• **Stated problem**
In the listing that follows, count every line with the word "month" in it and write only the total.

• **Stored rows**
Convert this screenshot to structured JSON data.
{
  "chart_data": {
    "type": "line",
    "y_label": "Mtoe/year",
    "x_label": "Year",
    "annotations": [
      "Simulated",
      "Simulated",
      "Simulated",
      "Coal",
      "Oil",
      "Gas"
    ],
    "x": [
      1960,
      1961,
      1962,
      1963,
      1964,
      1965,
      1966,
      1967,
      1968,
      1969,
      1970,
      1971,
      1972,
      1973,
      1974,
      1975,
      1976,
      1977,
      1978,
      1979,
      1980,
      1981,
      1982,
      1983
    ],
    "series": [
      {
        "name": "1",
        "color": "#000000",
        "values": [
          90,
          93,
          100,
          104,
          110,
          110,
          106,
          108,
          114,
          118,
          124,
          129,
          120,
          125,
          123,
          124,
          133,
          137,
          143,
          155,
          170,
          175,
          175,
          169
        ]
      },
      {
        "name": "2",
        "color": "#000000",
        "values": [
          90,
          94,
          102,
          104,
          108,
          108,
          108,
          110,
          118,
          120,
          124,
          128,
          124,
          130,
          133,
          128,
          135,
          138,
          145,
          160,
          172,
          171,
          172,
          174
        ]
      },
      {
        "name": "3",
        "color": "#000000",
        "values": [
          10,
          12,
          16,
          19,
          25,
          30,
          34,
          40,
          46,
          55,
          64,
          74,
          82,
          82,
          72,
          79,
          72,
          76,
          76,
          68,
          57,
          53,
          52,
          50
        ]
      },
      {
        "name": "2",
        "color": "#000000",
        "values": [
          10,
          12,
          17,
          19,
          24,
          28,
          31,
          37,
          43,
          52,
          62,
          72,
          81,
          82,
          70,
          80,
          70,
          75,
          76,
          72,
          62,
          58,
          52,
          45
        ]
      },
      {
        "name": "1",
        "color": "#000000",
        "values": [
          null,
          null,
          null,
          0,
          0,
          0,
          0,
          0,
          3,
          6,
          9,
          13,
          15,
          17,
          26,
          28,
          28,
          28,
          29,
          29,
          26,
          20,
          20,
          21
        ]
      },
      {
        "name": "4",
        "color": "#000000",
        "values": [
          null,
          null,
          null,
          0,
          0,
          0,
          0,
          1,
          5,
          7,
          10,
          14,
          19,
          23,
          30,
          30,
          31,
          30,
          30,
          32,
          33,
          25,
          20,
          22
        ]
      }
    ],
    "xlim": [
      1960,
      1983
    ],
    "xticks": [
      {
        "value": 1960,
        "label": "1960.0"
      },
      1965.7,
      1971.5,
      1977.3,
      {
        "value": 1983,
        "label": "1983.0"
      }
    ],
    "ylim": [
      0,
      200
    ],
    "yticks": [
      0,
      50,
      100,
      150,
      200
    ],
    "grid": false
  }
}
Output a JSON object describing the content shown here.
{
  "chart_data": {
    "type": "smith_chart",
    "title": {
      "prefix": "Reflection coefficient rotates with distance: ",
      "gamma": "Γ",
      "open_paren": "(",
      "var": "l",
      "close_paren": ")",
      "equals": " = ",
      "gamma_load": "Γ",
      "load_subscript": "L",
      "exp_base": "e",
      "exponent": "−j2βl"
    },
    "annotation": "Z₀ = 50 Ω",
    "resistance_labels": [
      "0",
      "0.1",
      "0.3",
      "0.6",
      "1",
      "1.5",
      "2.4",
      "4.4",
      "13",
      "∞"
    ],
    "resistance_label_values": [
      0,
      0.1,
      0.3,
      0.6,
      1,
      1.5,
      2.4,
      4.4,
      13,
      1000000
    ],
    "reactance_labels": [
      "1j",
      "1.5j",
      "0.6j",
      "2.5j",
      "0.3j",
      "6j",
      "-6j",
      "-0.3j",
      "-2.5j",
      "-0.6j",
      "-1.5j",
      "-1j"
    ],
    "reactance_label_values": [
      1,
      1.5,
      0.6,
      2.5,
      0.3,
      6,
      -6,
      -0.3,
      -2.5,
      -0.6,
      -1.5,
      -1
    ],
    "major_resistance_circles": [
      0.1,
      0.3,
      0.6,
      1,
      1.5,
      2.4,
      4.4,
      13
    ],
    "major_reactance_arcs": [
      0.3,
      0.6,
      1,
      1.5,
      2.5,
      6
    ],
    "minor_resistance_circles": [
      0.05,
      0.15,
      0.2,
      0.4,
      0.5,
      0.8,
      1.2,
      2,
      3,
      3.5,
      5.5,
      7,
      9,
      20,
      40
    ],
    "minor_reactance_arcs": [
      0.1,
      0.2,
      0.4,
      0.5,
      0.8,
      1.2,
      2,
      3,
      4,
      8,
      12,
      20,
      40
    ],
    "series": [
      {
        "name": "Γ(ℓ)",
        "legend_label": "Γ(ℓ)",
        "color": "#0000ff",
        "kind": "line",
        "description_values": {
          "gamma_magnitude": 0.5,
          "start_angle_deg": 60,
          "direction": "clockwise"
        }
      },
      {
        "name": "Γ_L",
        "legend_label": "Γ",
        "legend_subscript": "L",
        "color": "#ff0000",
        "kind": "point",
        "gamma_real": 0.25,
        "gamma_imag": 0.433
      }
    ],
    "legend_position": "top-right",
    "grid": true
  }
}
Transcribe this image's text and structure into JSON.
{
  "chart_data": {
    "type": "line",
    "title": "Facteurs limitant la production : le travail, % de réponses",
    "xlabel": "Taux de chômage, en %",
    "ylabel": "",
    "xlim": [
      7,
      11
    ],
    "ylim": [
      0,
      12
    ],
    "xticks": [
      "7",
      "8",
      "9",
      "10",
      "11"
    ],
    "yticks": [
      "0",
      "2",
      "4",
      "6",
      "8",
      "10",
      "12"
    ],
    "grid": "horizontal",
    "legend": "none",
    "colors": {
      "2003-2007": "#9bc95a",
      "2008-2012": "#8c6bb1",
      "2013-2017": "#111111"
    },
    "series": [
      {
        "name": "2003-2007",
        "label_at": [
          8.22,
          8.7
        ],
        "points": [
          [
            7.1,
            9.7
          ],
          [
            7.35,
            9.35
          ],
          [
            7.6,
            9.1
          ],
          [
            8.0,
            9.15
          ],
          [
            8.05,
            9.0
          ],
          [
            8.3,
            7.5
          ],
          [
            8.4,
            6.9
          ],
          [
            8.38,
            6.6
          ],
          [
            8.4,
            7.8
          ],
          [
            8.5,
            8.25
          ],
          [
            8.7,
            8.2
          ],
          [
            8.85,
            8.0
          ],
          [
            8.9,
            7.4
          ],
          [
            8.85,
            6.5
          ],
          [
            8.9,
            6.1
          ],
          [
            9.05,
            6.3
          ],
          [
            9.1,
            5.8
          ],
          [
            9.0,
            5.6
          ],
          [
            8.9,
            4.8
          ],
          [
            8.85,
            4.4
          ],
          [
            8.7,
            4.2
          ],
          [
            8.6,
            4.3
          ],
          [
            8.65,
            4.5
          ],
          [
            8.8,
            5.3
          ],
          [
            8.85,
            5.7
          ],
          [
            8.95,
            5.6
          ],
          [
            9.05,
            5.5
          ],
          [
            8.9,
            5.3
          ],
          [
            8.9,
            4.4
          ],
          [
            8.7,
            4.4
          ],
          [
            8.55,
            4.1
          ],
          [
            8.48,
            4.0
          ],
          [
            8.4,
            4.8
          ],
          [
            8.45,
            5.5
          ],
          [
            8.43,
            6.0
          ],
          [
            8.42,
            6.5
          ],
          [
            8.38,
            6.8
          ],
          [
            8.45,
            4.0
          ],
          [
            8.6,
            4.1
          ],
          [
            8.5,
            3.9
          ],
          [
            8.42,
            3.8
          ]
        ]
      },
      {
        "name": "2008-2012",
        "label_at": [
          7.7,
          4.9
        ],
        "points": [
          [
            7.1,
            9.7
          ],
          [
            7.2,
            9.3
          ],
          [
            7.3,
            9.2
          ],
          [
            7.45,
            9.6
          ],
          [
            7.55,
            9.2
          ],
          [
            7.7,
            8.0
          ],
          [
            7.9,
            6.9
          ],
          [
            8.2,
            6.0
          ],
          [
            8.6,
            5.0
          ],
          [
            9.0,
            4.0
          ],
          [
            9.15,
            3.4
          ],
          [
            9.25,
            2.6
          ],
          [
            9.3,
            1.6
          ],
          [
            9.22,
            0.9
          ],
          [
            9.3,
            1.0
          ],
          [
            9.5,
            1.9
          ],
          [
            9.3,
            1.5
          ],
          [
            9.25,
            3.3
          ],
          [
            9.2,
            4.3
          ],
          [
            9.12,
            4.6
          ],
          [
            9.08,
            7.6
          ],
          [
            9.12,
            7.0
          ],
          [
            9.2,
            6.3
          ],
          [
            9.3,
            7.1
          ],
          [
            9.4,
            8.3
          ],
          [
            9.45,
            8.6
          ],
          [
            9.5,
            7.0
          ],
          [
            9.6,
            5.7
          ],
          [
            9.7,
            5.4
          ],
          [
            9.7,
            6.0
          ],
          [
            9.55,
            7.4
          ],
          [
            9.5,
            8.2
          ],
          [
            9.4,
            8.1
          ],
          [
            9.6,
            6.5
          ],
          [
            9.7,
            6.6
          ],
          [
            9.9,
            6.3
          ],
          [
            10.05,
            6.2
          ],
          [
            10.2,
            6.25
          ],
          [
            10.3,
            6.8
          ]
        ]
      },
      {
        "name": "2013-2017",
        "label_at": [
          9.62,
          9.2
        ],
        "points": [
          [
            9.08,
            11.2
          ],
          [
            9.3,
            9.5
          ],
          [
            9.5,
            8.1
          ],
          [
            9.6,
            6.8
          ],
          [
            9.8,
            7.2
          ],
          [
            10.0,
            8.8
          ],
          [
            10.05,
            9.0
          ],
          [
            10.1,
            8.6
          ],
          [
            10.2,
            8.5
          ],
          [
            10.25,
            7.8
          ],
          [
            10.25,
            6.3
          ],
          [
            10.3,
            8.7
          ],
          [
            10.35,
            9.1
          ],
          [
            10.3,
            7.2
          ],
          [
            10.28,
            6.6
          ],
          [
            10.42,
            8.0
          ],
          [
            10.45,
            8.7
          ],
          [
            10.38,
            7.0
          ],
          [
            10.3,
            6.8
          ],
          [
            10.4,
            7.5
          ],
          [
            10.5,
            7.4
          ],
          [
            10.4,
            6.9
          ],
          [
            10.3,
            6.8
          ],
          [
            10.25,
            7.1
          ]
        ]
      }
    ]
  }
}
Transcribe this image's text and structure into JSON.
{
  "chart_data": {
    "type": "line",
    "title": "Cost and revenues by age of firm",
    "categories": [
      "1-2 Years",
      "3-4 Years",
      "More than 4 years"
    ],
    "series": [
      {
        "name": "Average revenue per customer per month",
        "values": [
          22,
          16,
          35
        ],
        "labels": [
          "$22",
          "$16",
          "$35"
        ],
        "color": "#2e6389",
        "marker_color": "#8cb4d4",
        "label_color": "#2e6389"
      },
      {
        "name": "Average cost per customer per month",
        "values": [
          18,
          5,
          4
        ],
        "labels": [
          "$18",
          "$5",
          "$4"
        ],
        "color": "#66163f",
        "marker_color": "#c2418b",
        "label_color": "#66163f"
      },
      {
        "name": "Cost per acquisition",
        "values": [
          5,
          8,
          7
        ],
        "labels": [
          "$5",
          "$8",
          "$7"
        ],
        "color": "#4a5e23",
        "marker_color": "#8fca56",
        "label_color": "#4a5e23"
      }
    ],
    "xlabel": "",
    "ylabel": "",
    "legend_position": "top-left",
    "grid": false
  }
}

• **Written reply**
2